──────── Data shown
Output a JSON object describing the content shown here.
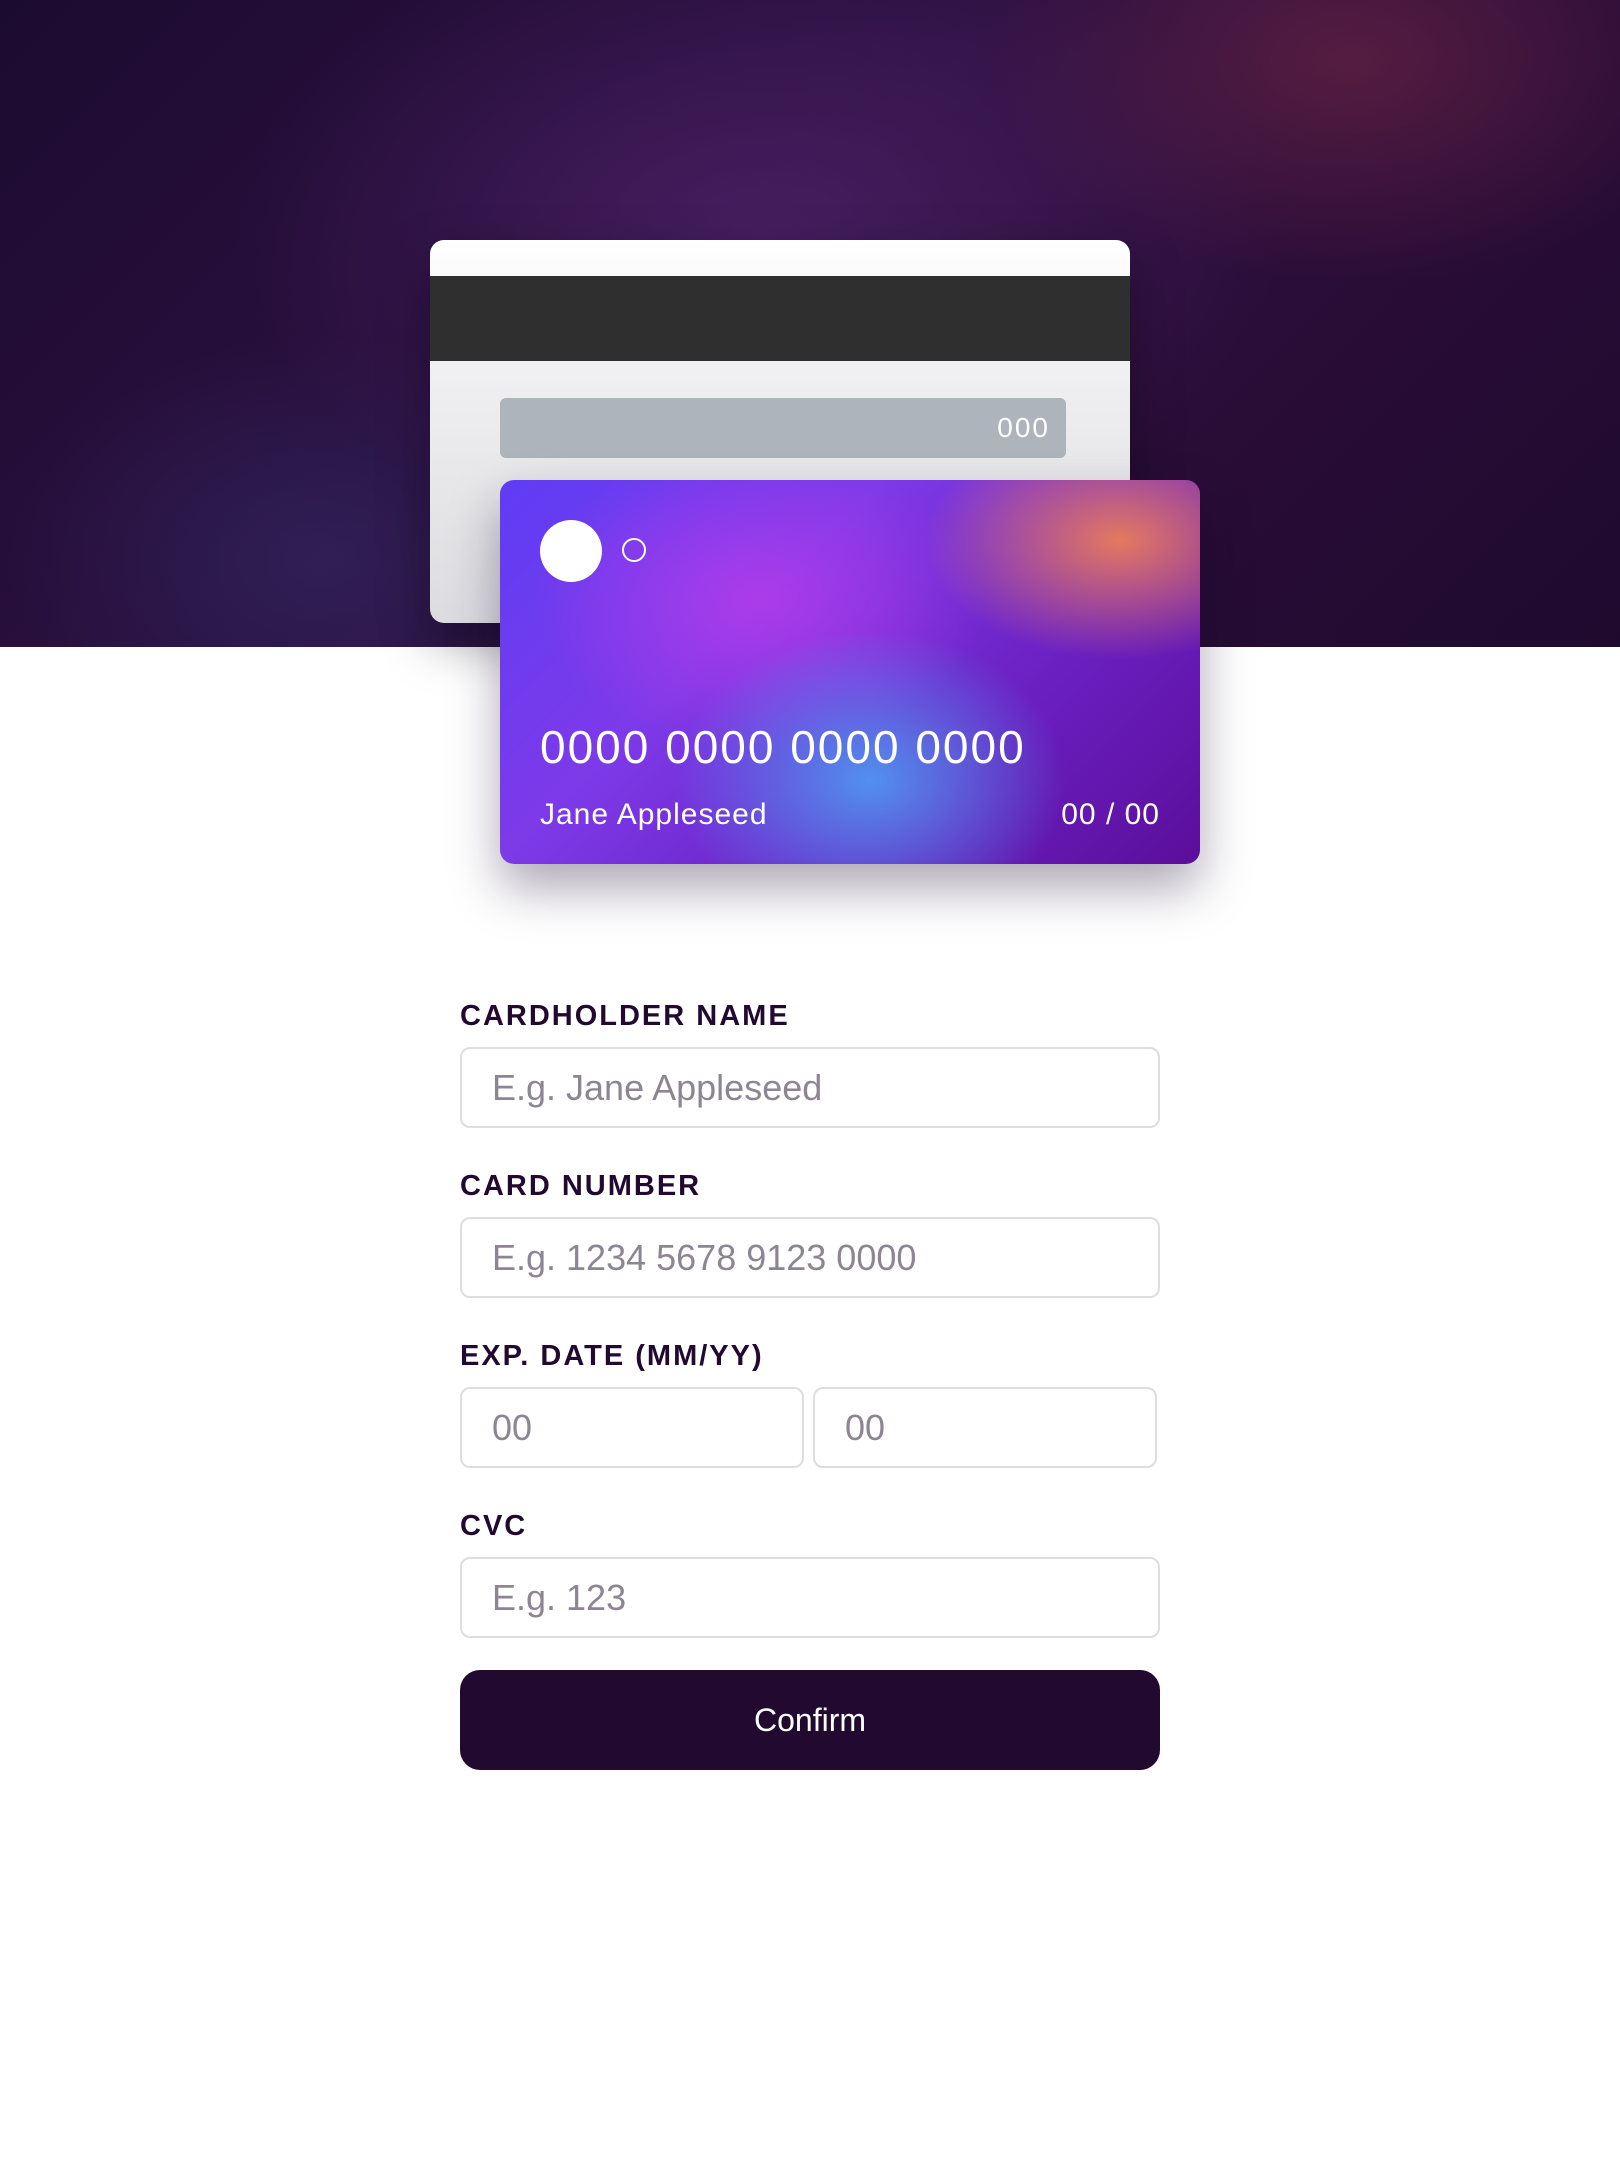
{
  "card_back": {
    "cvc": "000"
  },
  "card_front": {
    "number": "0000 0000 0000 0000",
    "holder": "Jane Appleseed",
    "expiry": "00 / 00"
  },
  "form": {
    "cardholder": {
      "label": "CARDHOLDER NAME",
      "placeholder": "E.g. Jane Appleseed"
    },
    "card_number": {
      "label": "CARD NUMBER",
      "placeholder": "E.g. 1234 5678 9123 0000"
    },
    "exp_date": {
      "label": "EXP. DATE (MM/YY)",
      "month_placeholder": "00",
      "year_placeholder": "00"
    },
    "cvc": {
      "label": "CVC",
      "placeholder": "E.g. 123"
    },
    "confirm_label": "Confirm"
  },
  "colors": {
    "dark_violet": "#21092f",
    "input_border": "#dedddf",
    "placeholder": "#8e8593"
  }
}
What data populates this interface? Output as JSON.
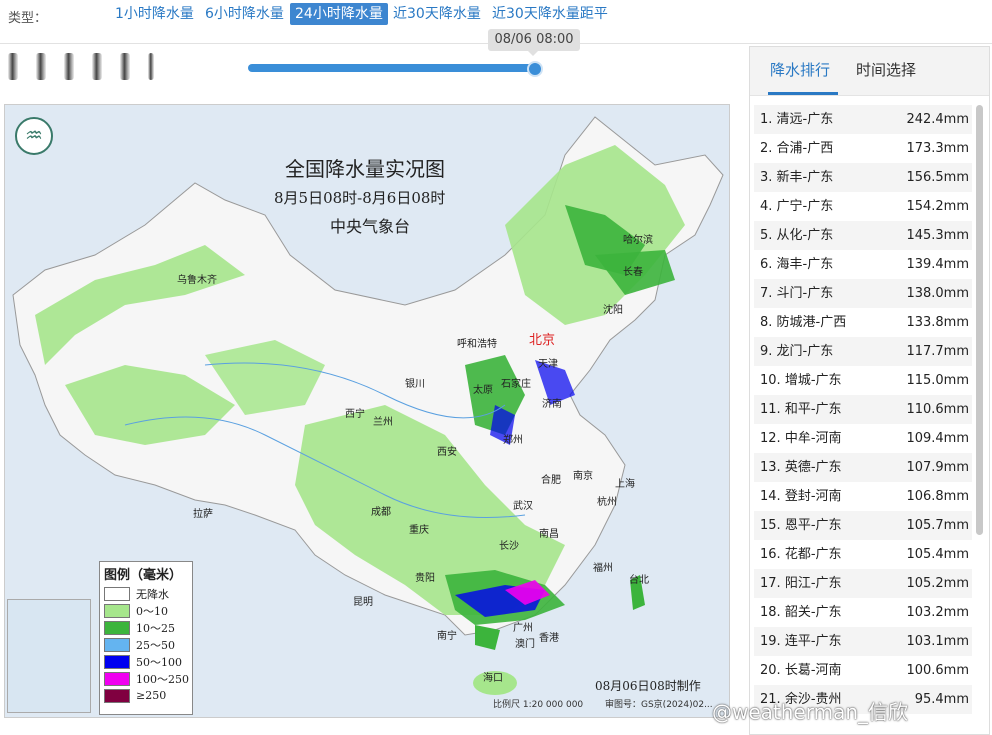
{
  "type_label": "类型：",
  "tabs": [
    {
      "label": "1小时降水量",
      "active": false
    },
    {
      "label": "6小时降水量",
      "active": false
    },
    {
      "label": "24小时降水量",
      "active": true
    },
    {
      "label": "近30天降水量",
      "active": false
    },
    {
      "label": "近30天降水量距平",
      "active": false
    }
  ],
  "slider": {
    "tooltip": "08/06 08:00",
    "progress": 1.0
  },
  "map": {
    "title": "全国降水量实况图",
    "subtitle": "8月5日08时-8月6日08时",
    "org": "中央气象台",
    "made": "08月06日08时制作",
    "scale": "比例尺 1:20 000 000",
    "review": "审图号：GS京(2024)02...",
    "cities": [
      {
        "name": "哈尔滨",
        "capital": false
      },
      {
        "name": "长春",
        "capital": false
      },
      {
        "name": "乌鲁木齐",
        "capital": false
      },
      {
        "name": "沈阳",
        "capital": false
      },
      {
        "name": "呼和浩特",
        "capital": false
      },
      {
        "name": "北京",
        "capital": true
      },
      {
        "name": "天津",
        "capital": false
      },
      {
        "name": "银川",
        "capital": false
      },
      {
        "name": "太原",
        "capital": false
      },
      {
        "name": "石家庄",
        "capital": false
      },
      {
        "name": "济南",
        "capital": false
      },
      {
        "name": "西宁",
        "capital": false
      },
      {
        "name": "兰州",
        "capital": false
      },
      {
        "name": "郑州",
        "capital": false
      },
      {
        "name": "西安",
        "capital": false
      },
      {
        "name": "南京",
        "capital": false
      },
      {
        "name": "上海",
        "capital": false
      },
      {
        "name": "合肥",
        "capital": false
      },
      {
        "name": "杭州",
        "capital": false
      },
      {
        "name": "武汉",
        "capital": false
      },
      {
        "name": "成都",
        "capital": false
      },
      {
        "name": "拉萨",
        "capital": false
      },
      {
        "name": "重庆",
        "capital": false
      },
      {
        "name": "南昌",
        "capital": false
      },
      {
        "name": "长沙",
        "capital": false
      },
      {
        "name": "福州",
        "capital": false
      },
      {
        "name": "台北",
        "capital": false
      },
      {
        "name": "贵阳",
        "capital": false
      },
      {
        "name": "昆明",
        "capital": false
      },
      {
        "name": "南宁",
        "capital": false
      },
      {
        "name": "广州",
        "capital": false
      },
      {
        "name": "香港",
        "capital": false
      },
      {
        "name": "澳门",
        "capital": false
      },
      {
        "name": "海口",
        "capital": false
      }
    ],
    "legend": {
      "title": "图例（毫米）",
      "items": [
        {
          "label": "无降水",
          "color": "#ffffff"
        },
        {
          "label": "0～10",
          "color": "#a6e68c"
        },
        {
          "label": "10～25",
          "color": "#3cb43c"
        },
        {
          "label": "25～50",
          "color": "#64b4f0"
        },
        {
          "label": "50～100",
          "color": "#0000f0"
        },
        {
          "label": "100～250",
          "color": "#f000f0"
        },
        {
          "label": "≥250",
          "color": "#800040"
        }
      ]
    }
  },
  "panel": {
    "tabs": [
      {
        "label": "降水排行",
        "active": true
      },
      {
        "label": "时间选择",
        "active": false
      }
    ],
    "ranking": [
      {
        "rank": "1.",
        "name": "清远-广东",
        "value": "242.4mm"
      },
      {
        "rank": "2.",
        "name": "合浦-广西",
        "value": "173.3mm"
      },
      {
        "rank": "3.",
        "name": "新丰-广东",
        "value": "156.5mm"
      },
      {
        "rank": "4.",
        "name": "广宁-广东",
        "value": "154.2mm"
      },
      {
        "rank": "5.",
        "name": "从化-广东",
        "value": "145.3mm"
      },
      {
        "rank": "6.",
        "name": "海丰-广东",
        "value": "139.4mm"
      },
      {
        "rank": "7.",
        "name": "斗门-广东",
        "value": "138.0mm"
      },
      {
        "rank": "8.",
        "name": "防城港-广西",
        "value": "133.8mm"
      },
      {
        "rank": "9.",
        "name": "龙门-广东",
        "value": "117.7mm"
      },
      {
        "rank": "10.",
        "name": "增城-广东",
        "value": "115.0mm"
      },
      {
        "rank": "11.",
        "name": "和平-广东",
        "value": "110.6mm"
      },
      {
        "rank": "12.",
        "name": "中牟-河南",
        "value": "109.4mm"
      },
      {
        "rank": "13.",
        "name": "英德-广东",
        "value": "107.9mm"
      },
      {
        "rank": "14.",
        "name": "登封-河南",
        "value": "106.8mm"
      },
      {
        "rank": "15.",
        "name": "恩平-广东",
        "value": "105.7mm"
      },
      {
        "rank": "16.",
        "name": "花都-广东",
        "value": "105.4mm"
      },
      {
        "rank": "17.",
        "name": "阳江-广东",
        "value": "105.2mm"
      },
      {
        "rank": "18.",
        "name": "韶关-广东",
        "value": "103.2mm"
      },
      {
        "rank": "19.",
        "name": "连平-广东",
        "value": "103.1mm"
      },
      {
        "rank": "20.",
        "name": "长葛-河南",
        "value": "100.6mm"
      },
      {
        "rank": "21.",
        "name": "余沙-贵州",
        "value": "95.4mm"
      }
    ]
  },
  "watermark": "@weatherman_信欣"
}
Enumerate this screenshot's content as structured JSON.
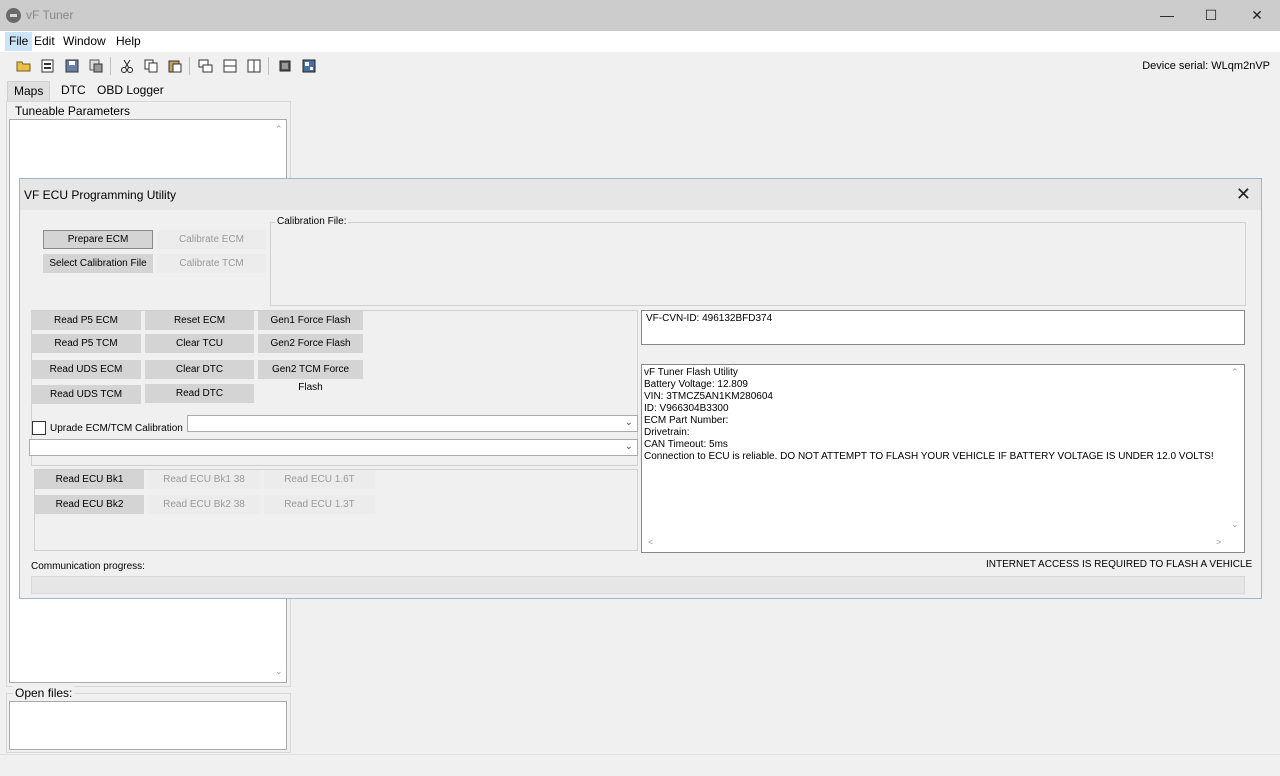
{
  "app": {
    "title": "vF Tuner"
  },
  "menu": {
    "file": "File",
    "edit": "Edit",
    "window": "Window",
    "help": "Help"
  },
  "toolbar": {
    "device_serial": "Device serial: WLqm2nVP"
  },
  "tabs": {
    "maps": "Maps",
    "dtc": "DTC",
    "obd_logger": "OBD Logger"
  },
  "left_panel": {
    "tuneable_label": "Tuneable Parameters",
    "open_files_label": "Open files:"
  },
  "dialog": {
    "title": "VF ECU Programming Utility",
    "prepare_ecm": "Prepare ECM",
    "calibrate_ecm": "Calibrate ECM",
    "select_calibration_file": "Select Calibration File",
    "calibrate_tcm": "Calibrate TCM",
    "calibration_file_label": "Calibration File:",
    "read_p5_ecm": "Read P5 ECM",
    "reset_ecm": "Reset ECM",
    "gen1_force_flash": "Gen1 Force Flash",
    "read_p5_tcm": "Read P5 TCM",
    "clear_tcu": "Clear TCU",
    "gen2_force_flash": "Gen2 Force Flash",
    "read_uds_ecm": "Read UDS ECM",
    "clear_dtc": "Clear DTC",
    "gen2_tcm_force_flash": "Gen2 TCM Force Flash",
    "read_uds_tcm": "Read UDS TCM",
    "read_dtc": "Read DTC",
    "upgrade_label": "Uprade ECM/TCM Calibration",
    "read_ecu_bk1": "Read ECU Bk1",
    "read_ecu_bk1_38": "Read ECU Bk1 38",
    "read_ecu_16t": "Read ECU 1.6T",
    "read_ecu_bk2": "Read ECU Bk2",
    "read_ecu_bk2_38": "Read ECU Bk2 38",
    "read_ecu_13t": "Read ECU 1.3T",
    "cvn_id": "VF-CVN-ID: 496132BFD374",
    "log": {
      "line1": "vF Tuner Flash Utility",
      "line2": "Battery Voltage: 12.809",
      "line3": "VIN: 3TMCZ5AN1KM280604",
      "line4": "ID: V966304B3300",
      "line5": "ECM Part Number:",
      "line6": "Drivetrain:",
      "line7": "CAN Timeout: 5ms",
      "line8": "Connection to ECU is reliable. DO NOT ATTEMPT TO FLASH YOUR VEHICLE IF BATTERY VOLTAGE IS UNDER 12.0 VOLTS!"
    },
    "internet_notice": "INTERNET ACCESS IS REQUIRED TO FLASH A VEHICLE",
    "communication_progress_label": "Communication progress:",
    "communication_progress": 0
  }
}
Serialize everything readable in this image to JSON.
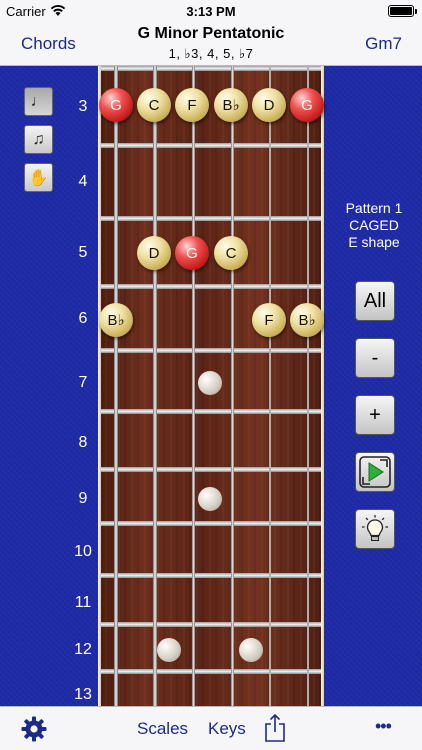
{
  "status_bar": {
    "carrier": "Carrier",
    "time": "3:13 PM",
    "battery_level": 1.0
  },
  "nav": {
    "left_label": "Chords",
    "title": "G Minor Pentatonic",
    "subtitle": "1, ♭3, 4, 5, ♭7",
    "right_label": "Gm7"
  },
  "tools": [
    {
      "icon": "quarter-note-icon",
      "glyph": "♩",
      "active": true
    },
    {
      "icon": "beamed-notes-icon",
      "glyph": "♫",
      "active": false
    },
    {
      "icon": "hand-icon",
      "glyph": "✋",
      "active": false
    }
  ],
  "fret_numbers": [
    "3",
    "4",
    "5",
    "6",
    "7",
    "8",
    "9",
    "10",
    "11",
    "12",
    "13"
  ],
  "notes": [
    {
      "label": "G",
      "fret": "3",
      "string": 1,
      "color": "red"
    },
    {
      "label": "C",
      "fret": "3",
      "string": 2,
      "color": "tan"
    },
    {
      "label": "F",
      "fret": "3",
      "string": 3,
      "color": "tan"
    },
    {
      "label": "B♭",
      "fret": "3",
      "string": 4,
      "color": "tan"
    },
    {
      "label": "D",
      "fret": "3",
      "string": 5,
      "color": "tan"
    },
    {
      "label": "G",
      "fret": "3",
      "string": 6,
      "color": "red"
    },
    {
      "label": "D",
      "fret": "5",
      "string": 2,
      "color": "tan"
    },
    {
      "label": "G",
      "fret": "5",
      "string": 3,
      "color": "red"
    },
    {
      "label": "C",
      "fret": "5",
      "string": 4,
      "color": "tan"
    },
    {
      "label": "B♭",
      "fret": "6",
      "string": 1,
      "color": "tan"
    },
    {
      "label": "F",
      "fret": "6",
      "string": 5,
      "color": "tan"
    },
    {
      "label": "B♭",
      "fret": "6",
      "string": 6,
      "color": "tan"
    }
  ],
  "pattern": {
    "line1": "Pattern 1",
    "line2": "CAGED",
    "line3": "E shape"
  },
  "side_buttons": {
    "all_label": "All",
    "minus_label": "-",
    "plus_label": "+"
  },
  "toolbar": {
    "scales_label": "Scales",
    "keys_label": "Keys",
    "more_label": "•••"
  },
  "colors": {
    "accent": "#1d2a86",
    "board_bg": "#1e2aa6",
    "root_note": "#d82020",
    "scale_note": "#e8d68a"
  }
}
────────────────
* _What to do_
From the listing above, pick out every line containing "Appleseed".

* _Finished answer_
    "holder": "Jane Appleseed",
      "placeholder": "E.g. Jane Appleseed"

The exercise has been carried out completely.